AIM OF THE TASK
Of all the lines in the material below, how many include the string "Ahrefs"? Give the number only.

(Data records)
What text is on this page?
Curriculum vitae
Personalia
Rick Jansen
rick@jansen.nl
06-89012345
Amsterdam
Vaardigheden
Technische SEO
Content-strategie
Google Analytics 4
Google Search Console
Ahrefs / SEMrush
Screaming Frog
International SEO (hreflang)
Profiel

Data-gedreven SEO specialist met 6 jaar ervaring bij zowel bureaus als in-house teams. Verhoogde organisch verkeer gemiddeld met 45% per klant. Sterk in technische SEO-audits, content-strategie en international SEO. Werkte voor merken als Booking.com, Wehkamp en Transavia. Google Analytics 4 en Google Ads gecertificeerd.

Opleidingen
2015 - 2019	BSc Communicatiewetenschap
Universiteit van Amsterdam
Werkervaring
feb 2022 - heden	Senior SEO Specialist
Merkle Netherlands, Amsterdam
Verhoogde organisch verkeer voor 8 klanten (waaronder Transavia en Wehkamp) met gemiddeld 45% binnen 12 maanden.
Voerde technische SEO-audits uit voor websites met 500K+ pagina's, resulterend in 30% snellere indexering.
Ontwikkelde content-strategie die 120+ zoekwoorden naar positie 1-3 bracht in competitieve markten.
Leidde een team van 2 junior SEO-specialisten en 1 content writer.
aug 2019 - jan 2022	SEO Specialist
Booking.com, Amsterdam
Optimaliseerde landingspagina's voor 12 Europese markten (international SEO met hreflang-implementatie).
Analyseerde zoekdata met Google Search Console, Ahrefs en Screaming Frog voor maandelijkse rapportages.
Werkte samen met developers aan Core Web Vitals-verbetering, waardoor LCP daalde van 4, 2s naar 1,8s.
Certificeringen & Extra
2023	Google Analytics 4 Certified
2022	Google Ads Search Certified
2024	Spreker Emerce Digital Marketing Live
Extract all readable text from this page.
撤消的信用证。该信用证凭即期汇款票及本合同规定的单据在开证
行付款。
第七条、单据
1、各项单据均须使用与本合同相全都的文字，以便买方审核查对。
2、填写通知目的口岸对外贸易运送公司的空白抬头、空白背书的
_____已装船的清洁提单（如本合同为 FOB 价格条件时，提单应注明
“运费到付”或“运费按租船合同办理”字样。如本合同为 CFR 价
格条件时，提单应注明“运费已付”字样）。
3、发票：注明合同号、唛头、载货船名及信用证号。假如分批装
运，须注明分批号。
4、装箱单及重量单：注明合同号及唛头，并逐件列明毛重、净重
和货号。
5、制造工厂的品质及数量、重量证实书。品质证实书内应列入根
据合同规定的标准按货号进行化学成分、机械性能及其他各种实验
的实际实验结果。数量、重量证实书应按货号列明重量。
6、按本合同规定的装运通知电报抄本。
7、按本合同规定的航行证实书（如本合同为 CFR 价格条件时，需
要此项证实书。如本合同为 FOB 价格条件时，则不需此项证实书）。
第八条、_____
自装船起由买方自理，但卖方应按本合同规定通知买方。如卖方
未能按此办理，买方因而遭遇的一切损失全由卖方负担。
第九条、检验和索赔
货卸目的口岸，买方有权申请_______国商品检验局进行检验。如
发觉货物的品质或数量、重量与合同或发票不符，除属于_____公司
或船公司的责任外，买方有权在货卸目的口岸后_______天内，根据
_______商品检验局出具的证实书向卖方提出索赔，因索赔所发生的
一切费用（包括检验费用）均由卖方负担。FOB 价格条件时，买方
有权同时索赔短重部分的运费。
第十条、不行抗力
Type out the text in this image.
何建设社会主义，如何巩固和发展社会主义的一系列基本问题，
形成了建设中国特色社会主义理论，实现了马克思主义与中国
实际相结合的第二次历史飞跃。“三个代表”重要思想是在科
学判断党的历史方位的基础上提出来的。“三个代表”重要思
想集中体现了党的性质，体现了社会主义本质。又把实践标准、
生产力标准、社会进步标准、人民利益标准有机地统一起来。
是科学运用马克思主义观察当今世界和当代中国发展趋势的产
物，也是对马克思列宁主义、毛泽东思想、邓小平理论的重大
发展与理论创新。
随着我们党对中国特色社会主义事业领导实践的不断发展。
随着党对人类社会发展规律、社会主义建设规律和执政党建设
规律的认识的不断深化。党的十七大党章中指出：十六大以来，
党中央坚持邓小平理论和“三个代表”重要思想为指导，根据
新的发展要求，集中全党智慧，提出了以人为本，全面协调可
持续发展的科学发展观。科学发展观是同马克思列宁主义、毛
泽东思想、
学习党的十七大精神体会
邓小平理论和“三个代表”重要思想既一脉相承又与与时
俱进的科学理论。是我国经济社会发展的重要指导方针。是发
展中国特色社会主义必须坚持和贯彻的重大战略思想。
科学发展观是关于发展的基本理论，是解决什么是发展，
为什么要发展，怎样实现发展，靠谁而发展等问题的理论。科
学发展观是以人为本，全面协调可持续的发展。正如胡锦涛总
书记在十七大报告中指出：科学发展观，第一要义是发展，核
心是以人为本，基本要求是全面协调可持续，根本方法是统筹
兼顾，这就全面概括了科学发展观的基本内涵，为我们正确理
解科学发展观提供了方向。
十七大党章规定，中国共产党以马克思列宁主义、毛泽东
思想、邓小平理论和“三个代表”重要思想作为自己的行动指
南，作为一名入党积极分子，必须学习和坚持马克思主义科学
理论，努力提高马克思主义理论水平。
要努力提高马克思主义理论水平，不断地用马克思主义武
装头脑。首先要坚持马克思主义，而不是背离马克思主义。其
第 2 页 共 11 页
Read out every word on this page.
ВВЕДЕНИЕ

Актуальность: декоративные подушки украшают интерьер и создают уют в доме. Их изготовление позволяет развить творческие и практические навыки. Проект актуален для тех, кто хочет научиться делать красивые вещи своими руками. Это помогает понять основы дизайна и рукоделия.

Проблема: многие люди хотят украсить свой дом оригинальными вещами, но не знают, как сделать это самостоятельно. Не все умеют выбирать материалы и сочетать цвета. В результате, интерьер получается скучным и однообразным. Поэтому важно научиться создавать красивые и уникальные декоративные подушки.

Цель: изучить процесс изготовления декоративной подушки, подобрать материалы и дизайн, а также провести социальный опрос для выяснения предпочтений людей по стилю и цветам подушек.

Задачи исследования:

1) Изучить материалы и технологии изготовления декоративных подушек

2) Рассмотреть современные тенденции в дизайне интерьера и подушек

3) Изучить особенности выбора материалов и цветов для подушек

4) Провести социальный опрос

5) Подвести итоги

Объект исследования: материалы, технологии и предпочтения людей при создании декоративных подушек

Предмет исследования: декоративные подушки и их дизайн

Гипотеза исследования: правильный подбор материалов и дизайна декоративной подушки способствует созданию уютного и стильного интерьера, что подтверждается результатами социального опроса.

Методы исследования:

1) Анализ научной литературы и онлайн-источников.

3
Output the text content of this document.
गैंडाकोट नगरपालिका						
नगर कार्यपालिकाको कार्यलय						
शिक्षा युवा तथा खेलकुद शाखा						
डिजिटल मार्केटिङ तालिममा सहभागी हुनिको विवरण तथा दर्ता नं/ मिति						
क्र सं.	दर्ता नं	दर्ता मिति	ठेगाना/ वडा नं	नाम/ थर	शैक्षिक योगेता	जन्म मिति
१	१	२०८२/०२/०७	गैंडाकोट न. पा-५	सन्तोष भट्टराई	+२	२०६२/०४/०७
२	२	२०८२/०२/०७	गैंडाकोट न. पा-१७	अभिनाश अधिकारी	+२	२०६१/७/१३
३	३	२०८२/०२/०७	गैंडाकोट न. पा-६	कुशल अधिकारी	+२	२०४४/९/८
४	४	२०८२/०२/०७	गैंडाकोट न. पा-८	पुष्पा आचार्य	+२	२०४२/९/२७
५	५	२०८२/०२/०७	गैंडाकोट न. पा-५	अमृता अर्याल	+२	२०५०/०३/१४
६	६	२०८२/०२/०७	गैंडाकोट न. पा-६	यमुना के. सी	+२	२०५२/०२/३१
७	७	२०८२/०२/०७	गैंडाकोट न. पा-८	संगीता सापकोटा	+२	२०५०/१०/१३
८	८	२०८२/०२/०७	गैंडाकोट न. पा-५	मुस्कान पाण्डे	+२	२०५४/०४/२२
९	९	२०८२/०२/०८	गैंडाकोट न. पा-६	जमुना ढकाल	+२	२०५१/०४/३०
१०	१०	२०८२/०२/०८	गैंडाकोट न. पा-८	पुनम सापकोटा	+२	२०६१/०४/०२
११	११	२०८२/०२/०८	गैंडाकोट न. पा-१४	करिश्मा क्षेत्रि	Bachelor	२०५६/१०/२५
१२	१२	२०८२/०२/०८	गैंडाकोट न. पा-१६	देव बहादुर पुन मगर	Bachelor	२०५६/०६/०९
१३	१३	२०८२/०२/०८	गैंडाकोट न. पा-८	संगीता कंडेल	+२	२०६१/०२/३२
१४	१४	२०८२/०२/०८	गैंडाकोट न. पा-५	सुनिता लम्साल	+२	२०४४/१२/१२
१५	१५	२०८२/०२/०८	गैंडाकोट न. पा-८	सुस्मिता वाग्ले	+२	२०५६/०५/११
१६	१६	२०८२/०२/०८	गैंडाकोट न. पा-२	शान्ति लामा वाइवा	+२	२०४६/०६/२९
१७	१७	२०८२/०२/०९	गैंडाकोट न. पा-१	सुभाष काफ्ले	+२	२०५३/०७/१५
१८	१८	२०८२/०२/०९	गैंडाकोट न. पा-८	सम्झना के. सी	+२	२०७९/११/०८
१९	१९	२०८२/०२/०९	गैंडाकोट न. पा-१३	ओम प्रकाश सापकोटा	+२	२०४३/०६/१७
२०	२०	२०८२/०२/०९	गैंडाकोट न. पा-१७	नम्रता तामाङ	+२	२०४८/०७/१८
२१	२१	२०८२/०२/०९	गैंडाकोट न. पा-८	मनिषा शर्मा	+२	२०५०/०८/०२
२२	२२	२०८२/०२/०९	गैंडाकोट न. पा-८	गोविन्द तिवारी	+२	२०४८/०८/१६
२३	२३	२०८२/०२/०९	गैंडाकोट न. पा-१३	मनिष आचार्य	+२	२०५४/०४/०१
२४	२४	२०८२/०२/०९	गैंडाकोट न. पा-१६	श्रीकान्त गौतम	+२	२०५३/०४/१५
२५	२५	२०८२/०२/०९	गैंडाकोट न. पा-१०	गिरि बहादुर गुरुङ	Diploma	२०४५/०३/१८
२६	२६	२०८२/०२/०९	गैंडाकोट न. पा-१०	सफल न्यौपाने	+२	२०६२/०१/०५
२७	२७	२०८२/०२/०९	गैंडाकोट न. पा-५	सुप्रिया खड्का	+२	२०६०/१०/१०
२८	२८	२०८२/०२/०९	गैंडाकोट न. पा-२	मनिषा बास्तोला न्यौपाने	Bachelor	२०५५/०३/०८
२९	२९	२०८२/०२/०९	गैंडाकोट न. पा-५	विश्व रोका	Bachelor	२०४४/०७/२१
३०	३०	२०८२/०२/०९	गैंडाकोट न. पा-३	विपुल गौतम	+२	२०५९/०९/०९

THE COMPLETED TASK
2